[Records that describe figures]
— start —
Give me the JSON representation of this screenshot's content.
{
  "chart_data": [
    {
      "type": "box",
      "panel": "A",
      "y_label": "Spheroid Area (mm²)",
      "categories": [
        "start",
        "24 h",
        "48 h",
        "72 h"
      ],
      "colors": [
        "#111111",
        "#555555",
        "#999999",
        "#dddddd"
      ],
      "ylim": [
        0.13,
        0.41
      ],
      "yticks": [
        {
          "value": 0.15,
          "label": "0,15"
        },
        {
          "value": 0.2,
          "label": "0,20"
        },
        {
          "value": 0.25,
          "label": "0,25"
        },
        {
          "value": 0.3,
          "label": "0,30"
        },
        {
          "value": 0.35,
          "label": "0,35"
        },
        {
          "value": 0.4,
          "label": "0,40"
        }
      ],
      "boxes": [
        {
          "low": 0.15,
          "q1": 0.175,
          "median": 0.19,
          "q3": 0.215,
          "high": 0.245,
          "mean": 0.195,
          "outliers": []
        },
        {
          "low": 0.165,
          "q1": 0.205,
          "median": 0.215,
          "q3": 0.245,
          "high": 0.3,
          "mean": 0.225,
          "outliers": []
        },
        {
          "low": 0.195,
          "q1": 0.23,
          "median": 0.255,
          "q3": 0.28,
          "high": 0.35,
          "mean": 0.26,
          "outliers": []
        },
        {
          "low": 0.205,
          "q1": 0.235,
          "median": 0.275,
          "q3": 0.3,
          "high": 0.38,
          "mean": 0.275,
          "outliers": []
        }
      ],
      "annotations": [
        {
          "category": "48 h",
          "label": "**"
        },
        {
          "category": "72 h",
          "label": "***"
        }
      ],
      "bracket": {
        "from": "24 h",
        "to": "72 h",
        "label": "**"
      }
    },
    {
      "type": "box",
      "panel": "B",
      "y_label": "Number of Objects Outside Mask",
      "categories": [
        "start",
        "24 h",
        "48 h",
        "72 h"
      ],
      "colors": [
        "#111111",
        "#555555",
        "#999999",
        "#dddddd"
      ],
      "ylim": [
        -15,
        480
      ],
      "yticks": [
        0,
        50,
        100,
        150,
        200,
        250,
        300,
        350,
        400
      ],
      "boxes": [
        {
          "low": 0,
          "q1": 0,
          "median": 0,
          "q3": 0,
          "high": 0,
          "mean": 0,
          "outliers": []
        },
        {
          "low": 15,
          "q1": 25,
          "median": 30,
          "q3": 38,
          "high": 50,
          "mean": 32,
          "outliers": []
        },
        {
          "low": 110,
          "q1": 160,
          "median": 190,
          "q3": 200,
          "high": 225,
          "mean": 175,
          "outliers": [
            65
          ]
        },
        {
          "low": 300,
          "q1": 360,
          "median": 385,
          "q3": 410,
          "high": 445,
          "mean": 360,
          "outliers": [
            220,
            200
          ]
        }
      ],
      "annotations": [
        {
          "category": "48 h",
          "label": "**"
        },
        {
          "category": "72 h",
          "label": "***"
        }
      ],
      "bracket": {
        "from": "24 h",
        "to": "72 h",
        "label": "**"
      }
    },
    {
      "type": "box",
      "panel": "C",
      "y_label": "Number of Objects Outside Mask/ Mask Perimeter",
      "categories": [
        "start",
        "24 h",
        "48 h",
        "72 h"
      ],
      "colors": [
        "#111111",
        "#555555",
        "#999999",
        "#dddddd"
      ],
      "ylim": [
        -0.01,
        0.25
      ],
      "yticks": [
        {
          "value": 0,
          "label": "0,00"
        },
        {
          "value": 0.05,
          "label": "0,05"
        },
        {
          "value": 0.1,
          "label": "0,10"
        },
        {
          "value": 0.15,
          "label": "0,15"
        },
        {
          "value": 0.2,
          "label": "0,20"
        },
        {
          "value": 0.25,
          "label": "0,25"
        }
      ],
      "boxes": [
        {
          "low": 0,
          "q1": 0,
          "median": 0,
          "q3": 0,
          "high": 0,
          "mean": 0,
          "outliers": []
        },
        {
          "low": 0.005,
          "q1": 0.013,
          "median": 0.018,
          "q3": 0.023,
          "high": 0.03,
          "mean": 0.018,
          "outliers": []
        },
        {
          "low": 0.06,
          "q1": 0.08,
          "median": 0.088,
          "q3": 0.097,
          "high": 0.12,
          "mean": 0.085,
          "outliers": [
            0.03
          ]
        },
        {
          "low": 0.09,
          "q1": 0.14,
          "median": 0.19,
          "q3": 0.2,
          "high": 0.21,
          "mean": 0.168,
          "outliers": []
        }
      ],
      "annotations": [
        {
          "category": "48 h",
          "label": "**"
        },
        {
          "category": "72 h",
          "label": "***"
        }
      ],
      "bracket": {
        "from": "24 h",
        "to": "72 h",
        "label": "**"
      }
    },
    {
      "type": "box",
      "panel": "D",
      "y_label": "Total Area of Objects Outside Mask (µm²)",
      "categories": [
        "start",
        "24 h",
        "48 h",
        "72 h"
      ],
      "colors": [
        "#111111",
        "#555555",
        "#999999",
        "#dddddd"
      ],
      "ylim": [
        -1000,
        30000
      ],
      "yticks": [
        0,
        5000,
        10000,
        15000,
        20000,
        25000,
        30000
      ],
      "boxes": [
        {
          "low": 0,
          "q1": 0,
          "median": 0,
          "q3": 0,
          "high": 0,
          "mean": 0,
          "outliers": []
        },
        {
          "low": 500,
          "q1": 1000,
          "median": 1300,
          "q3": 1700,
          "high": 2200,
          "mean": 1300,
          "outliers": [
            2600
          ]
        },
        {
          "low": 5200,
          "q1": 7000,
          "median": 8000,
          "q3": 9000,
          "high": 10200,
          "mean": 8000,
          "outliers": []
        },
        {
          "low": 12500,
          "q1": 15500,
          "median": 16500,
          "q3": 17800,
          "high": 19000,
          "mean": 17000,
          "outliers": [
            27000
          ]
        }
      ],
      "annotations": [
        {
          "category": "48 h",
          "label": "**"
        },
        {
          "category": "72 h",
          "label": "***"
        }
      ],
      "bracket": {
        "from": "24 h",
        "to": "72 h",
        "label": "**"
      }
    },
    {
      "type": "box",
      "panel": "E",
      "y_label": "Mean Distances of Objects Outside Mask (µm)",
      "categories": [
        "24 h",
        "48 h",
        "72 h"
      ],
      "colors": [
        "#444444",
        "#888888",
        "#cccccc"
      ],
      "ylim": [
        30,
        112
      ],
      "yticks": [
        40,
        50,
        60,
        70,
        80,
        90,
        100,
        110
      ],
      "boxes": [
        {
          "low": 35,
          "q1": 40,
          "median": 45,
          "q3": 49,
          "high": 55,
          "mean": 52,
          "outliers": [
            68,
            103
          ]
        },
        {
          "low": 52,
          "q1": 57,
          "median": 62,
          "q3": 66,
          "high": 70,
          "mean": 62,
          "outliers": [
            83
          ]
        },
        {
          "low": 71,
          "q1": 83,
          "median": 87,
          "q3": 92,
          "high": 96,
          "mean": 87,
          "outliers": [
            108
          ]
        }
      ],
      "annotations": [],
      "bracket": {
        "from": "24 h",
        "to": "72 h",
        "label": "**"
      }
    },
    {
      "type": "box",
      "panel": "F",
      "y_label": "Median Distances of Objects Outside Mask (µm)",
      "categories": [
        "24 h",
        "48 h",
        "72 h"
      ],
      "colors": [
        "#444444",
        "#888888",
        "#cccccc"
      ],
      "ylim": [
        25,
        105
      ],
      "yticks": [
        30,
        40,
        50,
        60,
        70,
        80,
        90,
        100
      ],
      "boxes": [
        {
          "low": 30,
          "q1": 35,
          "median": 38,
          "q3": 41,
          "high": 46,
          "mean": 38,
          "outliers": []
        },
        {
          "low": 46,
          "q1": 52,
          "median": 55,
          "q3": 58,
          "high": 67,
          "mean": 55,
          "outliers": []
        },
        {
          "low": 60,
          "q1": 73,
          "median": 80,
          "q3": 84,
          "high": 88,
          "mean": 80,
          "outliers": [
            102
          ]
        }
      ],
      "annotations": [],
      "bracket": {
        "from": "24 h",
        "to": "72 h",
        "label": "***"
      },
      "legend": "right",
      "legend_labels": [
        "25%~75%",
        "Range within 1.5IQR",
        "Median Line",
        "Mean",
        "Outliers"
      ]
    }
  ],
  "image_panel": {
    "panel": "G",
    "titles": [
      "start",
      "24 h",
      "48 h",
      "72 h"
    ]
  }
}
— end —
What the exercise asks: Pull every line holding "Area" out of the records.

Final result:
      "y_label": "Spheroid Area (mm²)",
      "y_label": "Total Area of Objects Outside Mask (µm²)",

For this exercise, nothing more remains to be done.